Records provided:
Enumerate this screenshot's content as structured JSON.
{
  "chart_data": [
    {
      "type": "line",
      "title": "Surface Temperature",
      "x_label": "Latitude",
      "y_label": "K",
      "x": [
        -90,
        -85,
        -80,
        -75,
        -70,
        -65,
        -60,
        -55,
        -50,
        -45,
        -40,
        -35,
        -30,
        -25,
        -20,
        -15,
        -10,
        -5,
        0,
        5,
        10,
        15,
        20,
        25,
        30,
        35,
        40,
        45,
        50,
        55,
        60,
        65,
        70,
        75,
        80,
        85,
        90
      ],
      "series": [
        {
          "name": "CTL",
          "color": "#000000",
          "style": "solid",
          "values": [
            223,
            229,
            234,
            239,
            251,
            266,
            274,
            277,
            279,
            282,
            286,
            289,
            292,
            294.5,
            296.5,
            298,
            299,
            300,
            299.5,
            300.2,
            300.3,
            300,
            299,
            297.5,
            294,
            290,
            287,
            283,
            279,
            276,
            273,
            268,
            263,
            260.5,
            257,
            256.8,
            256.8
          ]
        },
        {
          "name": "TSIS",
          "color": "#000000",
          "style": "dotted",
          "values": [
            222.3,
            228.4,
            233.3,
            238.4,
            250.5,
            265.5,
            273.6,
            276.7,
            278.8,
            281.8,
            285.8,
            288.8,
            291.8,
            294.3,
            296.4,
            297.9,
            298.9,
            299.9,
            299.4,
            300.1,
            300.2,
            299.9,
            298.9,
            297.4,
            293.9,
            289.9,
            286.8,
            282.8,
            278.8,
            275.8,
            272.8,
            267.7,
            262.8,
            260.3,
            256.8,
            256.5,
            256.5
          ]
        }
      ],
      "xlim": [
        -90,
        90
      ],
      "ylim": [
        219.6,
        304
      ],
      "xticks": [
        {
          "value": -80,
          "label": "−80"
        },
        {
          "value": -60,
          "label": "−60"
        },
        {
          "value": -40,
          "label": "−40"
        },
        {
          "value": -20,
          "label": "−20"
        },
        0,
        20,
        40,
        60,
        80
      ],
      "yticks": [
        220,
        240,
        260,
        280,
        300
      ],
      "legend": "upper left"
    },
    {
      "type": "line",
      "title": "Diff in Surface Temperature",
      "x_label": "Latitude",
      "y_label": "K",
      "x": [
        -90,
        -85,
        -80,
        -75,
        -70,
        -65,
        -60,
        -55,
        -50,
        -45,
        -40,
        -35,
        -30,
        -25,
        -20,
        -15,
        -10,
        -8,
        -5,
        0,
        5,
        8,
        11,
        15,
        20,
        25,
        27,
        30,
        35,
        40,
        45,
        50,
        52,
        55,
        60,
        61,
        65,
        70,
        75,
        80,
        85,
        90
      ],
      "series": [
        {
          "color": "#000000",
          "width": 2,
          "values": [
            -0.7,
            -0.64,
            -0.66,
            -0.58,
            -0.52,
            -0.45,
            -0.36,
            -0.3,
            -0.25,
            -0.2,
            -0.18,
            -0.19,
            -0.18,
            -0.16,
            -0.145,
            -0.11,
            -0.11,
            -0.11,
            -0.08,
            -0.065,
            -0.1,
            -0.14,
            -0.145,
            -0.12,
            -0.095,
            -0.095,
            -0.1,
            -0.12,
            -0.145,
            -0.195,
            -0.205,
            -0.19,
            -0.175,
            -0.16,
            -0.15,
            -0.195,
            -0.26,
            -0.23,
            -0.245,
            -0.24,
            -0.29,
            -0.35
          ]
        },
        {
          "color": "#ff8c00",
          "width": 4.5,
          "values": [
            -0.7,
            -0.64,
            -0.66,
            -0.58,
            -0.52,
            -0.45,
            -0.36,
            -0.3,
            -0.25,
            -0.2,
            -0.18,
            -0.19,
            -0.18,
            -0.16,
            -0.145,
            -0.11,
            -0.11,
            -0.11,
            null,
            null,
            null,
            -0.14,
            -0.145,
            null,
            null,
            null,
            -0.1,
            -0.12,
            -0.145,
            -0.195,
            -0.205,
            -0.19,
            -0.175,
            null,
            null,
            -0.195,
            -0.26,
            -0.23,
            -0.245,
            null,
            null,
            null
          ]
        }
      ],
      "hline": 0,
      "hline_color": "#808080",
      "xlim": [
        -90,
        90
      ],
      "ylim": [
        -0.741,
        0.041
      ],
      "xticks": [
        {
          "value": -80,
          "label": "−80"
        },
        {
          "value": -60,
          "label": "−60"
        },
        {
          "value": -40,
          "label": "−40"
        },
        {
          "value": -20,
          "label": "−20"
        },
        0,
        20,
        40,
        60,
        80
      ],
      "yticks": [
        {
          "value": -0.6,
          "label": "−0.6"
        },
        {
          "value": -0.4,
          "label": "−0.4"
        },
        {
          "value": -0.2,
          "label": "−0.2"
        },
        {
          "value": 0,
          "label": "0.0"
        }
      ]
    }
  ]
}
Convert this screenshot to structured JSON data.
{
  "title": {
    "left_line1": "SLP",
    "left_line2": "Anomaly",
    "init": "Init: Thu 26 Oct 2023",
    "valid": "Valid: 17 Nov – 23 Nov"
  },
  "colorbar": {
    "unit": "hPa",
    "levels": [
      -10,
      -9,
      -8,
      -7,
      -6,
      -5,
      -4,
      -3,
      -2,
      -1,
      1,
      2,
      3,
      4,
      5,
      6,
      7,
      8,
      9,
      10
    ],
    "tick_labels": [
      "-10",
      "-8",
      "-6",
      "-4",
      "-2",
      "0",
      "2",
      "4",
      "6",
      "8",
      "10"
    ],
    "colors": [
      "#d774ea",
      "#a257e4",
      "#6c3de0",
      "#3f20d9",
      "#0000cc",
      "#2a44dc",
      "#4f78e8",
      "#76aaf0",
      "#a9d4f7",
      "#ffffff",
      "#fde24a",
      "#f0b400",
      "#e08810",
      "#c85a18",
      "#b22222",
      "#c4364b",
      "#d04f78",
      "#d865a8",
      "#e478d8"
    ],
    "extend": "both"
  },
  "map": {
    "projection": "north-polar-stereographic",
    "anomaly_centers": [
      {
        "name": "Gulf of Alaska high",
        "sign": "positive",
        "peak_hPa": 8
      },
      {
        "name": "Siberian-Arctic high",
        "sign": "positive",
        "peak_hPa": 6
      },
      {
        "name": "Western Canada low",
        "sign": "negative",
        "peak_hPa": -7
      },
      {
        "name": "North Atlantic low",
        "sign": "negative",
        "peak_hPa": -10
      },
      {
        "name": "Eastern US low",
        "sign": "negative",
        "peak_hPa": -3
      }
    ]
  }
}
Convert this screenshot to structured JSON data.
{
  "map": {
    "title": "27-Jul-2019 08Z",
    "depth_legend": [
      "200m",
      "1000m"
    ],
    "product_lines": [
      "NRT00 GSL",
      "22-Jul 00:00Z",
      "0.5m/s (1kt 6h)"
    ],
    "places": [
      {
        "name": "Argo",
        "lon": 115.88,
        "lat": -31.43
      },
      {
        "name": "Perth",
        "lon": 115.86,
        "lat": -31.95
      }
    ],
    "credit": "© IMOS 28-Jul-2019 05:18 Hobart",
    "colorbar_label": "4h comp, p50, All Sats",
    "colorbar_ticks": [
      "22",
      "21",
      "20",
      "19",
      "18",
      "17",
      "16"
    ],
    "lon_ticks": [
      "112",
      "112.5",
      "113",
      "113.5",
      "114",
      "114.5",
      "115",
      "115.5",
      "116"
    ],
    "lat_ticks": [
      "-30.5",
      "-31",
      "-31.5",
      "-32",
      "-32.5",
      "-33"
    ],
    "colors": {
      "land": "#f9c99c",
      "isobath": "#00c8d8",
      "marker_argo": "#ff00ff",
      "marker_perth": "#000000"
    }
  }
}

Set task:
Go through the records above and set each one down exactly, please.

Answer to the problem:
Enumerate this screenshot's content as structured JSON.
{
  "chart_data": [
    {
      "type": "line",
      "title": "Surface Temperature",
      "x_label": "Latitude",
      "y_label": "K",
      "x": [
        -90,
        -85,
        -80,
        -75,
        -70,
        -65,
        -60,
        -55,
        -50,
        -45,
        -40,
        -35,
        -30,
        -25,
        -20,
        -15,
        -10,
        -5,
        0,
        5,
        10,
        15,
        20,
        25,
        30,
        35,
        40,
        45,
        50,
        55,
        60,
        65,
        70,
        75,
        80,
        85,
        90
      ],
      "series": [
        {
          "name": "CTL",
          "color": "#000000",
          "style": "solid",
          "values": [
            223,
            229,
            234,
            239,
            251,
            266,
            274,
            277,
            279,
            282,
            286,
            289,
            292,
            294.5,
            296.5,
            298,
            299,
            300,
            299.5,
            300.2,
            300.3,
            300,
            299,
            297.5,
            294,
            290,
            287,
            283,
            279,
            276,
            273,
            268,
            263,
            260.5,
            257,
            256.8,
            256.8
          ]
        },
        {
          "name": "TSIS",
          "color": "#000000",
          "style": "dotted",
          "values": [
            222.3,
            228.4,
            233.3,
            238.4,
            250.5,
            265.5,
            273.6,
            276.7,
            278.8,
            281.8,
            285.8,
            288.8,
            291.8,
            294.3,
            296.4,
            297.9,
            298.9,
            299.9,
            299.4,
            300.1,
            300.2,
            299.9,
            298.9,
            297.4,
            293.9,
            289.9,
            286.8,
            282.8,
            278.8,
            275.8,
            272.8,
            267.7,
            262.8,
            260.3,
            256.8,
            256.5,
            256.5
          ]
        }
      ],
      "xlim": [
        -90,
        90
      ],
      "ylim": [
        219.6,
        304
      ],
      "xticks": [
        {
          "value": -80,
          "label": "−80"
        },
        {
          "value": -60,
          "label": "−60"
        },
        {
          "value": -40,
          "label": "−40"
        },
        {
          "value": -20,
          "label": "−20"
        },
        0,
        20,
        40,
        60,
        80
      ],
      "yticks": [
        220,
        240,
        260,
        280,
        300
      ],
      "legend": "upper left"
    },
    {
      "type": "line",
      "title": "Diff in Surface Temperature",
      "x_label": "Latitude",
      "y_label": "K",
      "x": [
        -90,
        -85,
        -80,
        -75,
        -70,
        -65,
        -60,
        -55,
        -50,
        -45,
        -40,
        -35,
        -30,
        -25,
        -20,
        -15,
        -10,
        -8,
        -5,
        0,
        5,
        8,
        11,
        15,
        20,
        25,
        27,
        30,
        35,
        40,
        45,
        50,
        52,
        55,
        60,
        61,
        65,
        70,
        75,
        80,
        85,
        90
      ],
      "series": [
        {
          "color": "#000000",
          "width": 2,
          "values": [
            -0.7,
            -0.64,
            -0.66,
            -0.58,
            -0.52,
            -0.45,
            -0.36,
            -0.3,
            -0.25,
            -0.2,
            -0.18,
            -0.19,
            -0.18,
            -0.16,
            -0.145,
            -0.11,
            -0.11,
            -0.11,
            -0.08,
            -0.065,
            -0.1,
            -0.14,
            -0.145,
            -0.12,
            -0.095,
            -0.095,
            -0.1,
            -0.12,
            -0.145,
            -0.195,
            -0.205,
            -0.19,
            -0.175,
            -0.16,
            -0.15,
            -0.195,
            -0.26,
            -0.23,
            -0.245,
            -0.24,
            -0.29,
            -0.35
          ]
        },
        {
          "color": "#ff8c00",
          "width": 4.5,
          "values": [
            -0.7,
            -0.64,
            -0.66,
            -0.58,
            -0.52,
            -0.45,
            -0.36,
            -0.3,
            -0.25,
            -0.2,
            -0.18,
            -0.19,
            -0.18,
            -0.16,
            -0.145,
            -0.11,
            -0.11,
            -0.11,
            null,
            null,
            null,
            -0.14,
            -0.145,
            null,
            null,
            null,
            -0.1,
            -0.12,
            -0.145,
            -0.195,
            -0.205,
            -0.19,
            -0.175,
            null,
            null,
            -0.195,
            -0.26,
            -0.23,
            -0.245,
            null,
            null,
            null
          ]
        }
      ],
      "hline": 0,
      "hline_color": "#808080",
      "xlim": [
        -90,
        90
      ],
      "ylim": [
        -0.741,
        0.041
      ],
      "xticks": [
        {
          "value": -80,
          "label": "−80"
        },
        {
          "value": -60,
          "label": "−60"
        },
        {
          "value": -40,
          "label": "−40"
        },
        {
          "value": -20,
          "label": "−20"
        },
        0,
        20,
        40,
        60,
        80
      ],
      "yticks": [
        {
          "value": -0.6,
          "label": "−0.6"
        },
        {
          "value": -0.4,
          "label": "−0.4"
        },
        {
          "value": -0.2,
          "label": "−0.2"
        },
        {
          "value": 0,
          "label": "0.0"
        }
      ]
    }
  ]
}
Convert this screenshot to structured JSON data.
{
  "title": {
    "left_line1": "SLP",
    "left_line2": "Anomaly",
    "init": "Init: Thu 26 Oct 2023",
    "valid": "Valid: 17 Nov – 23 Nov"
  },
  "colorbar": {
    "unit": "hPa",
    "levels": [
      -10,
      -9,
      -8,
      -7,
      -6,
      -5,
      -4,
      -3,
      -2,
      -1,
      1,
      2,
      3,
      4,
      5,
      6,
      7,
      8,
      9,
      10
    ],
    "tick_labels": [
      "-10",
      "-8",
      "-6",
      "-4",
      "-2",
      "0",
      "2",
      "4",
      "6",
      "8",
      "10"
    ],
    "colors": [
      "#d774ea",
      "#a257e4",
      "#6c3de0",
      "#3f20d9",
      "#0000cc",
      "#2a44dc",
      "#4f78e8",
      "#76aaf0",
      "#a9d4f7",
      "#ffffff",
      "#fde24a",
      "#f0b400",
      "#e08810",
      "#c85a18",
      "#b22222",
      "#c4364b",
      "#d04f78",
      "#d865a8",
      "#e478d8"
    ],
    "extend": "both"
  },
  "map": {
    "projection": "north-polar-stereographic",
    "anomaly_centers": [
      {
        "name": "Gulf of Alaska high",
        "sign": "positive",
        "peak_hPa": 8
      },
      {
        "name": "Siberian-Arctic high",
        "sign": "positive",
        "peak_hPa": 6
      },
      {
        "name": "Western Canada low",
        "sign": "negative",
        "peak_hPa": -7
      },
      {
        "name": "North Atlantic low",
        "sign": "negative",
        "peak_hPa": -10
      },
      {
        "name": "Eastern US low",
        "sign": "negative",
        "peak_hPa": -3
      }
    ]
  }
}
Convert this screenshot to structured JSON data.
{
  "map": {
    "title": "27-Jul-2019 08Z",
    "depth_legend": [
      "200m",
      "1000m"
    ],
    "product_lines": [
      "NRT00 GSL",
      "22-Jul 00:00Z",
      "0.5m/s (1kt 6h)"
    ],
    "places": [
      {
        "name": "Argo",
        "lon": 115.88,
        "lat": -31.43
      },
      {
        "name": "Perth",
        "lon": 115.86,
        "lat": -31.95
      }
    ],
    "credit": "© IMOS 28-Jul-2019 05:18 Hobart",
    "colorbar_label": "4h comp, p50, All Sats",
    "colorbar_ticks": [
      "22",
      "21",
      "20",
      "19",
      "18",
      "17",
      "16"
    ],
    "lon_ticks": [
      "112",
      "112.5",
      "113",
      "113.5",
      "114",
      "114.5",
      "115",
      "115.5",
      "116"
    ],
    "lat_ticks": [
      "-30.5",
      "-31",
      "-31.5",
      "-32",
      "-32.5",
      "-33"
    ],
    "colors": {
      "land": "#f9c99c",
      "isobath": "#00c8d8",
      "marker_argo": "#ff00ff",
      "marker_perth": "#000000"
    }
  }
}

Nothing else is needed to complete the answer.